WORK REQUEST: No images, please. Copy each entry below exactly as it reads.

RECORDED DATA:
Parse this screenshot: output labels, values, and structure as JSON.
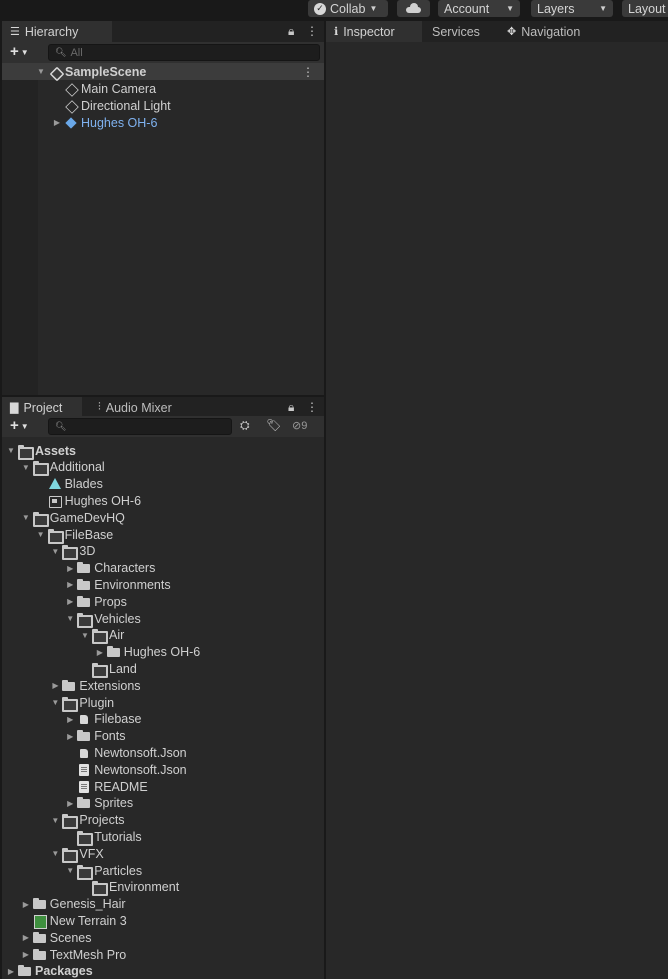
{
  "toolbar": {
    "collab_label": "Collab",
    "account_label": "Account",
    "layers_label": "Layers",
    "layout_label": "Layout"
  },
  "hierarchy": {
    "tab_label": "Hierarchy",
    "search_placeholder": "All",
    "scene_name": "SampleScene",
    "items": [
      {
        "label": "Main Camera"
      },
      {
        "label": "Directional Light"
      },
      {
        "label": "Hughes OH-6",
        "color": "#7fb2f0"
      }
    ]
  },
  "inspector": {
    "tabs": [
      "Inspector",
      "Services",
      "Navigation"
    ]
  },
  "project": {
    "tabs": [
      "Project",
      "Audio Mixer"
    ],
    "badge_count": "9",
    "tree": [
      {
        "label": "Assets"
      },
      {
        "label": "Additional"
      },
      {
        "label": "Blades"
      },
      {
        "label": "Hughes OH-6"
      },
      {
        "label": "GameDevHQ"
      },
      {
        "label": "FileBase"
      },
      {
        "label": "3D"
      },
      {
        "label": "Characters"
      },
      {
        "label": "Environments"
      },
      {
        "label": "Props"
      },
      {
        "label": "Vehicles"
      },
      {
        "label": "Air"
      },
      {
        "label": "Hughes OH-6"
      },
      {
        "label": "Land"
      },
      {
        "label": "Extensions"
      },
      {
        "label": "Plugin"
      },
      {
        "label": "Filebase"
      },
      {
        "label": "Fonts"
      },
      {
        "label": "Newtonsoft.Json"
      },
      {
        "label": "Newtonsoft.Json"
      },
      {
        "label": "README"
      },
      {
        "label": "Sprites"
      },
      {
        "label": "Projects"
      },
      {
        "label": "Tutorials"
      },
      {
        "label": "VFX"
      },
      {
        "label": "Particles"
      },
      {
        "label": "Environment"
      },
      {
        "label": "Genesis_Hair"
      },
      {
        "label": "New Terrain 3"
      },
      {
        "label": "Scenes"
      },
      {
        "label": "TextMesh Pro"
      },
      {
        "label": "Packages"
      }
    ]
  }
}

RESULT FOR THIS EXERCISE:
Parse this screenshot: output labels, values, and structure as JSON.
{
  "toolbar": {
    "collab_label": "Collab",
    "account_label": "Account",
    "layers_label": "Layers",
    "layout_label": "Layout"
  },
  "hierarchy": {
    "tab_label": "Hierarchy",
    "search_placeholder": "All",
    "scene_name": "SampleScene",
    "items": [
      {
        "label": "Main Camera"
      },
      {
        "label": "Directional Light"
      },
      {
        "label": "Hughes OH-6",
        "color": "#7fb2f0"
      }
    ]
  },
  "inspector": {
    "tabs": [
      "Inspector",
      "Services",
      "Navigation"
    ]
  },
  "project": {
    "tabs": [
      "Project",
      "Audio Mixer"
    ],
    "badge_count": "9",
    "tree": [
      {
        "label": "Assets"
      },
      {
        "label": "Additional"
      },
      {
        "label": "Blades"
      },
      {
        "label": "Hughes OH-6"
      },
      {
        "label": "GameDevHQ"
      },
      {
        "label": "FileBase"
      },
      {
        "label": "3D"
      },
      {
        "label": "Characters"
      },
      {
        "label": "Environments"
      },
      {
        "label": "Props"
      },
      {
        "label": "Vehicles"
      },
      {
        "label": "Air"
      },
      {
        "label": "Hughes OH-6"
      },
      {
        "label": "Land"
      },
      {
        "label": "Extensions"
      },
      {
        "label": "Plugin"
      },
      {
        "label": "Filebase"
      },
      {
        "label": "Fonts"
      },
      {
        "label": "Newtonsoft.Json"
      },
      {
        "label": "Newtonsoft.Json"
      },
      {
        "label": "README"
      },
      {
        "label": "Sprites"
      },
      {
        "label": "Projects"
      },
      {
        "label": "Tutorials"
      },
      {
        "label": "VFX"
      },
      {
        "label": "Particles"
      },
      {
        "label": "Environment"
      },
      {
        "label": "Genesis_Hair"
      },
      {
        "label": "New Terrain 3"
      },
      {
        "label": "Scenes"
      },
      {
        "label": "TextMesh Pro"
      },
      {
        "label": "Packages"
      }
    ]
  }
}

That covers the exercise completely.